- Given request -
Beneath this task is a listing; retype all of it exactly.

[Stored records]
===============

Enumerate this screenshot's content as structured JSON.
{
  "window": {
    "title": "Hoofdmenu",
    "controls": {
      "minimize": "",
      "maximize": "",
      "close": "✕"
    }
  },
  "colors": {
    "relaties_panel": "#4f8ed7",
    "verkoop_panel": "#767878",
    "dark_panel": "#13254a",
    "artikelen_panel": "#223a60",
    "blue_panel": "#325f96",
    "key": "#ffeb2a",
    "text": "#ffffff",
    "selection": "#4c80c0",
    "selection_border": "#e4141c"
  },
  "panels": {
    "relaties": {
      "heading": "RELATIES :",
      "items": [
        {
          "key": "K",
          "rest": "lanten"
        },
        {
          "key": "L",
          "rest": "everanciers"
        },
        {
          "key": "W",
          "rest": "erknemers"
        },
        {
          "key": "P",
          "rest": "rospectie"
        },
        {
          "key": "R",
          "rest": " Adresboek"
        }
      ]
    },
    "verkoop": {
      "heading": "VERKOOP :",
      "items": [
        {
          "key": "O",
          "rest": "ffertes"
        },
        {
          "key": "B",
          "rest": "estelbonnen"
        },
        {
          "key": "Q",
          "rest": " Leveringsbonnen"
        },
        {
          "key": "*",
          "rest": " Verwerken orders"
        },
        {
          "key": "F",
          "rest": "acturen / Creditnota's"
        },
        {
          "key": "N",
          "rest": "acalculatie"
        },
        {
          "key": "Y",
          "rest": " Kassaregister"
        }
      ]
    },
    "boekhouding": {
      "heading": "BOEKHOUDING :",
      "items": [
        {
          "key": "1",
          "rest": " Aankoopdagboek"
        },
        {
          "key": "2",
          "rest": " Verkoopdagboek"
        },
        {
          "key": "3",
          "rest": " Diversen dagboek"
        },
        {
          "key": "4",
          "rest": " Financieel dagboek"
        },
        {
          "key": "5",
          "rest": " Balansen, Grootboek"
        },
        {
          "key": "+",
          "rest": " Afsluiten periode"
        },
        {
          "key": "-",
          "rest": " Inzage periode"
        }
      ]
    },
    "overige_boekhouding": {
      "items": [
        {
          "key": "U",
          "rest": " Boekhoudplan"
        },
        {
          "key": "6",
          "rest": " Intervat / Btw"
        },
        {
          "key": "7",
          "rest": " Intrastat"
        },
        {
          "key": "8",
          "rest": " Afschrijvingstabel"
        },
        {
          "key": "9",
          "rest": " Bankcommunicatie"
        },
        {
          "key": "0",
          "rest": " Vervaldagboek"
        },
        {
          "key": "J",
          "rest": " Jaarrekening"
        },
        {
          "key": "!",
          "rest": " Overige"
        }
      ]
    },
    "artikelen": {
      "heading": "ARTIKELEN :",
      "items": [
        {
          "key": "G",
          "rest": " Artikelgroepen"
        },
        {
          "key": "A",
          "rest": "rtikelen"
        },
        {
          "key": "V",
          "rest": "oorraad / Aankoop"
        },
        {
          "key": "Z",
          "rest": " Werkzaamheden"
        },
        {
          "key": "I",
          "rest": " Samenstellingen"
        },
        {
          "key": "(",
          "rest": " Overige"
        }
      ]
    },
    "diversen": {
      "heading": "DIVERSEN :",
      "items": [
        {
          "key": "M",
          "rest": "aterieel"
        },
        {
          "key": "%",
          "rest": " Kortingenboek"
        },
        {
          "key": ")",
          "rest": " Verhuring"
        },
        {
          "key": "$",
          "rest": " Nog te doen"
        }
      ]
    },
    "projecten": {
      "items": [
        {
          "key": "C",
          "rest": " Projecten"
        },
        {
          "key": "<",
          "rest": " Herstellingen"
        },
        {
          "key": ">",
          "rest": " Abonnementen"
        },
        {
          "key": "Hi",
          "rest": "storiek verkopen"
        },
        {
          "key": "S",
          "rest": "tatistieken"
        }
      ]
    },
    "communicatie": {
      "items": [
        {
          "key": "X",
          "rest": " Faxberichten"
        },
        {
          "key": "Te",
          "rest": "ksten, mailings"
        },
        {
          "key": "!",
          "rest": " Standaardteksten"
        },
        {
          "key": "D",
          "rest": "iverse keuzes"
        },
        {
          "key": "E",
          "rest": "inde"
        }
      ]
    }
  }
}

===============

- Finished exercise -
Enumerate this screenshot's content as structured JSON.
{
  "window": {
    "title": "Hoofdmenu",
    "controls": {
      "minimize": "",
      "maximize": "",
      "close": "✕"
    }
  },
  "colors": {
    "relaties_panel": "#4f8ed7",
    "verkoop_panel": "#767878",
    "dark_panel": "#13254a",
    "artikelen_panel": "#223a60",
    "blue_panel": "#325f96",
    "key": "#ffeb2a",
    "text": "#ffffff",
    "selection": "#4c80c0",
    "selection_border": "#e4141c"
  },
  "panels": {
    "relaties": {
      "heading": "RELATIES :",
      "items": [
        {
          "key": "K",
          "rest": "lanten"
        },
        {
          "key": "L",
          "rest": "everanciers"
        },
        {
          "key": "W",
          "rest": "erknemers"
        },
        {
          "key": "P",
          "rest": "rospectie"
        },
        {
          "key": "R",
          "rest": " Adresboek"
        }
      ]
    },
    "verkoop": {
      "heading": "VERKOOP :",
      "items": [
        {
          "key": "O",
          "rest": "ffertes"
        },
        {
          "key": "B",
          "rest": "estelbonnen"
        },
        {
          "key": "Q",
          "rest": " Leveringsbonnen"
        },
        {
          "key": "*",
          "rest": " Verwerken orders"
        },
        {
          "key": "F",
          "rest": "acturen / Creditnota's"
        },
        {
          "key": "N",
          "rest": "acalculatie"
        },
        {
          "key": "Y",
          "rest": " Kassaregister"
        }
      ]
    },
    "boekhouding": {
      "heading": "BOEKHOUDING :",
      "items": [
        {
          "key": "1",
          "rest": " Aankoopdagboek"
        },
        {
          "key": "2",
          "rest": " Verkoopdagboek"
        },
        {
          "key": "3",
          "rest": " Diversen dagboek"
        },
        {
          "key": "4",
          "rest": " Financieel dagboek"
        },
        {
          "key": "5",
          "rest": " Balansen, Grootboek"
        },
        {
          "key": "+",
          "rest": " Afsluiten periode"
        },
        {
          "key": "-",
          "rest": " Inzage periode"
        }
      ]
    },
    "overige_boekhouding": {
      "items": [
        {
          "key": "U",
          "rest": " Boekhoudplan"
        },
        {
          "key": "6",
          "rest": " Intervat / Btw"
        },
        {
          "key": "7",
          "rest": " Intrastat"
        },
        {
          "key": "8",
          "rest": " Afschrijvingstabel"
        },
        {
          "key": "9",
          "rest": " Bankcommunicatie"
        },
        {
          "key": "0",
          "rest": " Vervaldagboek"
        },
        {
          "key": "J",
          "rest": " Jaarrekening"
        },
        {
          "key": "!",
          "rest": " Overige"
        }
      ]
    },
    "artikelen": {
      "heading": "ARTIKELEN :",
      "items": [
        {
          "key": "G",
          "rest": " Artikelgroepen"
        },
        {
          "key": "A",
          "rest": "rtikelen"
        },
        {
          "key": "V",
          "rest": "oorraad / Aankoop"
        },
        {
          "key": "Z",
          "rest": " Werkzaamheden"
        },
        {
          "key": "I",
          "rest": " Samenstellingen"
        },
        {
          "key": "(",
          "rest": " Overige"
        }
      ]
    },
    "diversen": {
      "heading": "DIVERSEN :",
      "items": [
        {
          "key": "M",
          "rest": "aterieel"
        },
        {
          "key": "%",
          "rest": " Kortingenboek"
        },
        {
          "key": ")",
          "rest": " Verhuring"
        },
        {
          "key": "$",
          "rest": " Nog te doen"
        }
      ]
    },
    "projecten": {
      "items": [
        {
          "key": "C",
          "rest": " Projecten"
        },
        {
          "key": "<",
          "rest": " Herstellingen"
        },
        {
          "key": ">",
          "rest": " Abonnementen"
        },
        {
          "key": "Hi",
          "rest": "storiek verkopen"
        },
        {
          "key": "S",
          "rest": "tatistieken"
        }
      ]
    },
    "communicatie": {
      "items": [
        {
          "key": "X",
          "rest": " Faxberichten"
        },
        {
          "key": "Te",
          "rest": "ksten, mailings"
        },
        {
          "key": "!",
          "rest": " Standaardteksten"
        },
        {
          "key": "D",
          "rest": "iverse keuzes"
        },
        {
          "key": "E",
          "rest": "inde"
        }
      ]
    }
  }
}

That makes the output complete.